**TASK DIRECTIONS**.
Copy all lines holding the word "name" from the entries.

Dataset rows about figures:
+++
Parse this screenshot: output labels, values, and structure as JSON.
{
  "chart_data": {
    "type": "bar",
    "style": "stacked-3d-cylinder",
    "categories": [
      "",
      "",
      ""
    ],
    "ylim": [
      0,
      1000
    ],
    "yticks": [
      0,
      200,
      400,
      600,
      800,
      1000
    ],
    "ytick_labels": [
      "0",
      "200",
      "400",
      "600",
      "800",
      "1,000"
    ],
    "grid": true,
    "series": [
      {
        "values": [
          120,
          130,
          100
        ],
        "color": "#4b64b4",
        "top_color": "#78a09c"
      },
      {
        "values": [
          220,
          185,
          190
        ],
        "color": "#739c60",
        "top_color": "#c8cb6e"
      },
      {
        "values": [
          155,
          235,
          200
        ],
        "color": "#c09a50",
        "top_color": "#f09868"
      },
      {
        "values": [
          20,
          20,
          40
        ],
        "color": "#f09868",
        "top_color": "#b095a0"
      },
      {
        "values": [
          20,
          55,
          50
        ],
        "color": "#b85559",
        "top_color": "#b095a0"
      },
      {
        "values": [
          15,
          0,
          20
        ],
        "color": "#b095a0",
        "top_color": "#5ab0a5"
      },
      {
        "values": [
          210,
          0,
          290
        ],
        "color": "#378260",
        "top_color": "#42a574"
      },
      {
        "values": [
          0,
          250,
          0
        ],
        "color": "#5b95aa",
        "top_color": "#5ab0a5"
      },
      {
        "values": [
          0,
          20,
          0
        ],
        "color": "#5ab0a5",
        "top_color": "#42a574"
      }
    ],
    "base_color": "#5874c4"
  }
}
+++
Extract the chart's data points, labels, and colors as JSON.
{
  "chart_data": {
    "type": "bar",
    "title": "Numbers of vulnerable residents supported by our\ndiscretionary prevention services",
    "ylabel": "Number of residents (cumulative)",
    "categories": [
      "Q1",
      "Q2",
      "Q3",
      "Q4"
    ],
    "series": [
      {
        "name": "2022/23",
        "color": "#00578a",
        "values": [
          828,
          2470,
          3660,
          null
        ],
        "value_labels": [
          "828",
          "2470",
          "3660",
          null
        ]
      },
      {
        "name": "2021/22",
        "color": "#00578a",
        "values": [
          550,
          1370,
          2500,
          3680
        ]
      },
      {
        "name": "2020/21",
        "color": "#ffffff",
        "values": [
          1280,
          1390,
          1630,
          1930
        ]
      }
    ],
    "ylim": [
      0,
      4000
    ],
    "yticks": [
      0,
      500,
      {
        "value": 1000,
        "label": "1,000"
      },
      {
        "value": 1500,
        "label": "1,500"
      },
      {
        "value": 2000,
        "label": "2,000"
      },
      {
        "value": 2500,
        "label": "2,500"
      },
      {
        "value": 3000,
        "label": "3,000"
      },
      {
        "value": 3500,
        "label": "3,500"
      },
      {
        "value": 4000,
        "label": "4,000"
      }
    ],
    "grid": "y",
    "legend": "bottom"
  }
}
+++
**WRITTEN ANSWER**.
        "name": "2022/23",
        "name": "2021/22",
        "name": "2020/21",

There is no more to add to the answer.